• **WHAT YOU HAVE TO DO**
Identify the lines that contain the word "RACING", then copy them.

• **EXTRACTED INFORMATION**
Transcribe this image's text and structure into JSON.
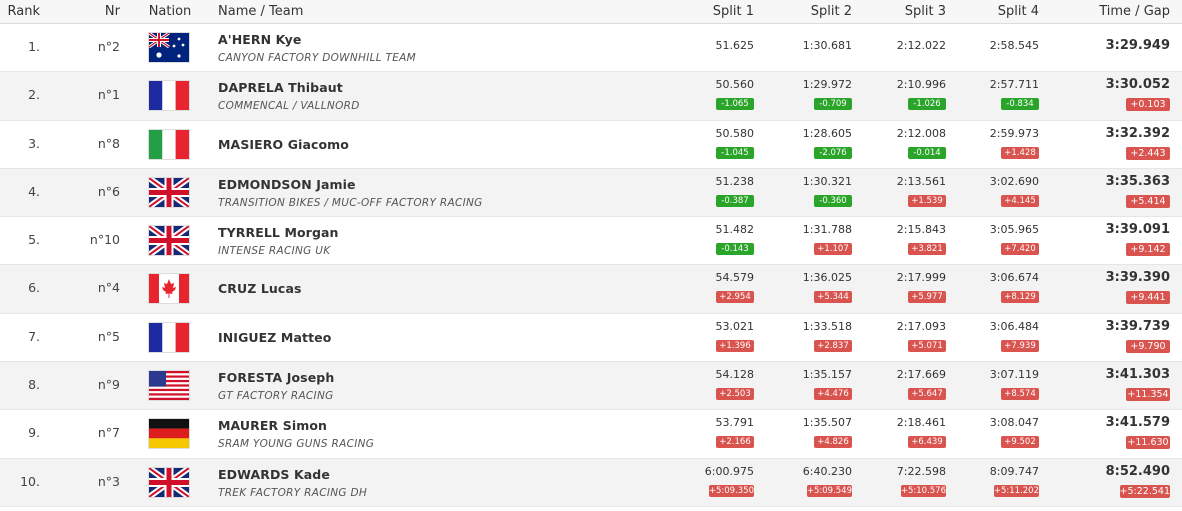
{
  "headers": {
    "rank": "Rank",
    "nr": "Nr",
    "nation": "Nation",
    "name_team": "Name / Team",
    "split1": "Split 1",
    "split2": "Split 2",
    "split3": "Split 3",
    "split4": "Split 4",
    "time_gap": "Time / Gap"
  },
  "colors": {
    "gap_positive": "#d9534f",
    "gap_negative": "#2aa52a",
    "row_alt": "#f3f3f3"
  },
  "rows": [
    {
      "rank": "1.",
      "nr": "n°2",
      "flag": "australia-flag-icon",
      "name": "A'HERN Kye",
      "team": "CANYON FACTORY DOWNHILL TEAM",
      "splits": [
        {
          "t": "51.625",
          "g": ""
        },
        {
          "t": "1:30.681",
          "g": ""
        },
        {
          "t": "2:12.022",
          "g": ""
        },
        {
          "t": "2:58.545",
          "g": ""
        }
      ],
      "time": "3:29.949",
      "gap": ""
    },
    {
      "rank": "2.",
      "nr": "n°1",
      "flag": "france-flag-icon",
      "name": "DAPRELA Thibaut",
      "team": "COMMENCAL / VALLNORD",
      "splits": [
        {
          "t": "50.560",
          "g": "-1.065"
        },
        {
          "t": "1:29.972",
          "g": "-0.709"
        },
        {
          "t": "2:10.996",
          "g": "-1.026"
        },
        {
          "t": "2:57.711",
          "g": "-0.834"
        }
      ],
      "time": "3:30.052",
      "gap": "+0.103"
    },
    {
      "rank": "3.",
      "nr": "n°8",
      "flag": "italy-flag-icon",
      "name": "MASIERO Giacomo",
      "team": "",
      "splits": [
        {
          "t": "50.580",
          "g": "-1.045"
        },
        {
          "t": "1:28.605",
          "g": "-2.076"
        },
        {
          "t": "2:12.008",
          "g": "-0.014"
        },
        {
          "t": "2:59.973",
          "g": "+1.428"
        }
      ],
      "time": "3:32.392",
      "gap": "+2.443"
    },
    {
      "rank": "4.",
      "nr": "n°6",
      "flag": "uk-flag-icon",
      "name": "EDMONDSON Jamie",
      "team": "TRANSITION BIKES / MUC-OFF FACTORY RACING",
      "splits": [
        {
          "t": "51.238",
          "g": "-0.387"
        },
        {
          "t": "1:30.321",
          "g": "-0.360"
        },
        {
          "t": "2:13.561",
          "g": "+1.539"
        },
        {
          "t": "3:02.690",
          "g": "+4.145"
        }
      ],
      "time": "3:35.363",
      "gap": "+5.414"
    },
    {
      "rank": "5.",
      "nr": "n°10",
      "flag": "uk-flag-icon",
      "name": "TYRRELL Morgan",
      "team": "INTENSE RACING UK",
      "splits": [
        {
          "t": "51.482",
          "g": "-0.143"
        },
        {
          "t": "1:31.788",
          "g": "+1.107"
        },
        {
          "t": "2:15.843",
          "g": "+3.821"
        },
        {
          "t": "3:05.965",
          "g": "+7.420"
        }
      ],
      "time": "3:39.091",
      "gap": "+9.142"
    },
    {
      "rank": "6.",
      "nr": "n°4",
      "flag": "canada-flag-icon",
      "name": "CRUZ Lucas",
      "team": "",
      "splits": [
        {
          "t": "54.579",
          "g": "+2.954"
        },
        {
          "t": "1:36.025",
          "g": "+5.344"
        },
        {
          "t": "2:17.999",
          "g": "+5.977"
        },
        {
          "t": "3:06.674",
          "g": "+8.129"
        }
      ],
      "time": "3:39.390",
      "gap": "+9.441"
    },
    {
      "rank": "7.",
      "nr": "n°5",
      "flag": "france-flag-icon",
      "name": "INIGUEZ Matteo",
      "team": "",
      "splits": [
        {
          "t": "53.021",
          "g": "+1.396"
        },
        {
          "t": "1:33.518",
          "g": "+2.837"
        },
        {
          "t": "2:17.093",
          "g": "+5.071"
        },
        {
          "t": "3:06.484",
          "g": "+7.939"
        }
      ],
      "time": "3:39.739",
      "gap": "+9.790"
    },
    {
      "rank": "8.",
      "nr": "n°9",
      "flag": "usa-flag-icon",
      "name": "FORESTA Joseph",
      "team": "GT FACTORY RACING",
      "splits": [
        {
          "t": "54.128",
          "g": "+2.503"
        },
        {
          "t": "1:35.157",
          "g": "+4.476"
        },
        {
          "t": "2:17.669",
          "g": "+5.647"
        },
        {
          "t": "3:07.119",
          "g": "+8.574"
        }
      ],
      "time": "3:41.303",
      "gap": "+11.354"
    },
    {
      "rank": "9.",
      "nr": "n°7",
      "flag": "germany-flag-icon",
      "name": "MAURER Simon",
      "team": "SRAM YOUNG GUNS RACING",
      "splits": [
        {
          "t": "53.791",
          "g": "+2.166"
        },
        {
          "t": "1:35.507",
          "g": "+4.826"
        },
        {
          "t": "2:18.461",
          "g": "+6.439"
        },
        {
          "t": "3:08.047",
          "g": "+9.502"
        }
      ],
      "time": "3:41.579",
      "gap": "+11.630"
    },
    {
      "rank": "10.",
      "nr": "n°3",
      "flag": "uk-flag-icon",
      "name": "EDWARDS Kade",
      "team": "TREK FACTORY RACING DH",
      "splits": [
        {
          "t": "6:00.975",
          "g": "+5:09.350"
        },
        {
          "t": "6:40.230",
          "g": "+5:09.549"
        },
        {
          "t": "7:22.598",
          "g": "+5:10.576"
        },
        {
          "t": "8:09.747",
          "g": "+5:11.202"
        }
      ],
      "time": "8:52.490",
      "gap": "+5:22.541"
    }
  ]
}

• **RESPONSE**
      "team": "TRANSITION BIKES / MUC-OFF FACTORY RACING",
      "team": "INTENSE RACING UK",
      "team": "GT FACTORY RACING",
      "team": "SRAM YOUNG GUNS RACING",
      "team": "TREK FACTORY RACING DH",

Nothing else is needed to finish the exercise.